Figure record extracts
____

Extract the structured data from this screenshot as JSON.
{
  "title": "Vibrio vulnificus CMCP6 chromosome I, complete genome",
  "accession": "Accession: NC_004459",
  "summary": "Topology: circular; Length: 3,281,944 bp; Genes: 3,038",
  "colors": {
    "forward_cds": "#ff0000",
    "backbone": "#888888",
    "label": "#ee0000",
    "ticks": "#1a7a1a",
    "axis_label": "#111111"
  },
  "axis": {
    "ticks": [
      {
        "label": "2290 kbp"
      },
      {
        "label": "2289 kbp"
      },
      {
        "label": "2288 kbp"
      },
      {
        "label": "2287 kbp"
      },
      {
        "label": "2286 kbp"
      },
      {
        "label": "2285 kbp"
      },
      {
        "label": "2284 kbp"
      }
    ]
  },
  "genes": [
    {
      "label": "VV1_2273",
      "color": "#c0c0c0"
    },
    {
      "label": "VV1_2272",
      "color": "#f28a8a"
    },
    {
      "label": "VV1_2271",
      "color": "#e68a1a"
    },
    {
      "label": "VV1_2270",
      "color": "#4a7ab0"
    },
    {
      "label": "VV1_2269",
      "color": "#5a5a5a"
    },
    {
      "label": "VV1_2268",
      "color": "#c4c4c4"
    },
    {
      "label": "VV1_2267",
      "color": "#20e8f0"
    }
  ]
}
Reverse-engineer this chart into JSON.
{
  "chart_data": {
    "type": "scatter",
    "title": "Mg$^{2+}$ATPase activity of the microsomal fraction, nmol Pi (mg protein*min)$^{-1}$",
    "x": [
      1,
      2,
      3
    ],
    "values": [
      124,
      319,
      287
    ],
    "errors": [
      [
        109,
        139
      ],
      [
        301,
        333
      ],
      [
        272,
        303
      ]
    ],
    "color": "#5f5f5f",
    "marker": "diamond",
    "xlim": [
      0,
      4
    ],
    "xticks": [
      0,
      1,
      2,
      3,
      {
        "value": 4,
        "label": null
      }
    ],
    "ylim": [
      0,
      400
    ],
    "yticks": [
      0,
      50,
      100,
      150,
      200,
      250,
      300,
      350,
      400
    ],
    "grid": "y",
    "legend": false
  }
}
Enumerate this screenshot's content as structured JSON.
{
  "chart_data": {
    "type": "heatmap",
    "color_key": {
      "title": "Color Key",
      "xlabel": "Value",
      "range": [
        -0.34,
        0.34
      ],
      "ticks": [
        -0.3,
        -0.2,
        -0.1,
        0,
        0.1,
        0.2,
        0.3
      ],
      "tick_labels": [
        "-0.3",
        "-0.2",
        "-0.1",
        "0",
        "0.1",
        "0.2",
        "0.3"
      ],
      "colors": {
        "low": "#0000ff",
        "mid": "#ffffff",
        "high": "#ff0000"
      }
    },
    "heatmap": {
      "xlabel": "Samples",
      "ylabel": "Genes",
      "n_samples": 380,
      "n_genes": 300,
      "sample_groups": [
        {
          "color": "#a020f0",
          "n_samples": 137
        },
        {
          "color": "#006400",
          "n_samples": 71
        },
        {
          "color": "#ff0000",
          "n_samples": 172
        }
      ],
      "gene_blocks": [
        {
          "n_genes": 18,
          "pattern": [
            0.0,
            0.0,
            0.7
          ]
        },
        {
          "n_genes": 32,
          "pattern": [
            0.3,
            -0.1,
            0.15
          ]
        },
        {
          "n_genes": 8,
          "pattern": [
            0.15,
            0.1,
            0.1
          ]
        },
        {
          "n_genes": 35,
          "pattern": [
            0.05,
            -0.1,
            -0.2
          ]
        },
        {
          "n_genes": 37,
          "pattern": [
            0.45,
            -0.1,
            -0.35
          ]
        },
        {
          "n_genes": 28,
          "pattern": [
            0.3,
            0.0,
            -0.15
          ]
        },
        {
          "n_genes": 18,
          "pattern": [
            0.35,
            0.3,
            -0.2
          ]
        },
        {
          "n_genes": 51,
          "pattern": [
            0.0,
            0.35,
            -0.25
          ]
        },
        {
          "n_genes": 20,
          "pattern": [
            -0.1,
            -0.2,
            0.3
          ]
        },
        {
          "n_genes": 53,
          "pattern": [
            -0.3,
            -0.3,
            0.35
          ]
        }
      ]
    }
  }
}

____

Instructions to follow
All the records, from the first line to the last: repeat them exactly.

Task result
Extract the structured data from this screenshot as JSON.
{
  "title": "Vibrio vulnificus CMCP6 chromosome I, complete genome",
  "accession": "Accession: NC_004459",
  "summary": "Topology: circular; Length: 3,281,944 bp; Genes: 3,038",
  "colors": {
    "forward_cds": "#ff0000",
    "backbone": "#888888",
    "label": "#ee0000",
    "ticks": "#1a7a1a",
    "axis_label": "#111111"
  },
  "axis": {
    "ticks": [
      {
        "label": "2290 kbp"
      },
      {
        "label": "2289 kbp"
      },
      {
        "label": "2288 kbp"
      },
      {
        "label": "2287 kbp"
      },
      {
        "label": "2286 kbp"
      },
      {
        "label": "2285 kbp"
      },
      {
        "label": "2284 kbp"
      }
    ]
  },
  "genes": [
    {
      "label": "VV1_2273",
      "color": "#c0c0c0"
    },
    {
      "label": "VV1_2272",
      "color": "#f28a8a"
    },
    {
      "label": "VV1_2271",
      "color": "#e68a1a"
    },
    {
      "label": "VV1_2270",
      "color": "#4a7ab0"
    },
    {
      "label": "VV1_2269",
      "color": "#5a5a5a"
    },
    {
      "label": "VV1_2268",
      "color": "#c4c4c4"
    },
    {
      "label": "VV1_2267",
      "color": "#20e8f0"
    }
  ]
}
Reverse-engineer this chart into JSON.
{
  "chart_data": {
    "type": "scatter",
    "title": "Mg$^{2+}$ATPase activity of the microsomal fraction, nmol Pi (mg protein*min)$^{-1}$",
    "x": [
      1,
      2,
      3
    ],
    "values": [
      124,
      319,
      287
    ],
    "errors": [
      [
        109,
        139
      ],
      [
        301,
        333
      ],
      [
        272,
        303
      ]
    ],
    "color": "#5f5f5f",
    "marker": "diamond",
    "xlim": [
      0,
      4
    ],
    "xticks": [
      0,
      1,
      2,
      3,
      {
        "value": 4,
        "label": null
      }
    ],
    "ylim": [
      0,
      400
    ],
    "yticks": [
      0,
      50,
      100,
      150,
      200,
      250,
      300,
      350,
      400
    ],
    "grid": "y",
    "legend": false
  }
}
Enumerate this screenshot's content as structured JSON.
{
  "chart_data": {
    "type": "heatmap",
    "color_key": {
      "title": "Color Key",
      "xlabel": "Value",
      "range": [
        -0.34,
        0.34
      ],
      "ticks": [
        -0.3,
        -0.2,
        -0.1,
        0,
        0.1,
        0.2,
        0.3
      ],
      "tick_labels": [
        "-0.3",
        "-0.2",
        "-0.1",
        "0",
        "0.1",
        "0.2",
        "0.3"
      ],
      "colors": {
        "low": "#0000ff",
        "mid": "#ffffff",
        "high": "#ff0000"
      }
    },
    "heatmap": {
      "xlabel": "Samples",
      "ylabel": "Genes",
      "n_samples": 380,
      "n_genes": 300,
      "sample_groups": [
        {
          "color": "#a020f0",
          "n_samples": 137
        },
        {
          "color": "#006400",
          "n_samples": 71
        },
        {
          "color": "#ff0000",
          "n_samples": 172
        }
      ],
      "gene_blocks": [
        {
          "n_genes": 18,
          "pattern": [
            0.0,
            0.0,
            0.7
          ]
        },
        {
          "n_genes": 32,
          "pattern": [
            0.3,
            -0.1,
            0.15
          ]
        },
        {
          "n_genes": 8,
          "pattern": [
            0.15,
            0.1,
            0.1
          ]
        },
        {
          "n_genes": 35,
          "pattern": [
            0.05,
            -0.1,
            -0.2
          ]
        },
        {
          "n_genes": 37,
          "pattern": [
            0.45,
            -0.1,
            -0.35
          ]
        },
        {
          "n_genes": 28,
          "pattern": [
            0.3,
            0.0,
            -0.15
          ]
        },
        {
          "n_genes": 18,
          "pattern": [
            0.35,
            0.3,
            -0.2
          ]
        },
        {
          "n_genes": 51,
          "pattern": [
            0.0,
            0.35,
            -0.25
          ]
        },
        {
          "n_genes": 20,
          "pattern": [
            -0.1,
            -0.2,
            0.3
          ]
        },
        {
          "n_genes": 53,
          "pattern": [
            -0.3,
            -0.3,
            0.35
          ]
        }
      ]
    }
  }
}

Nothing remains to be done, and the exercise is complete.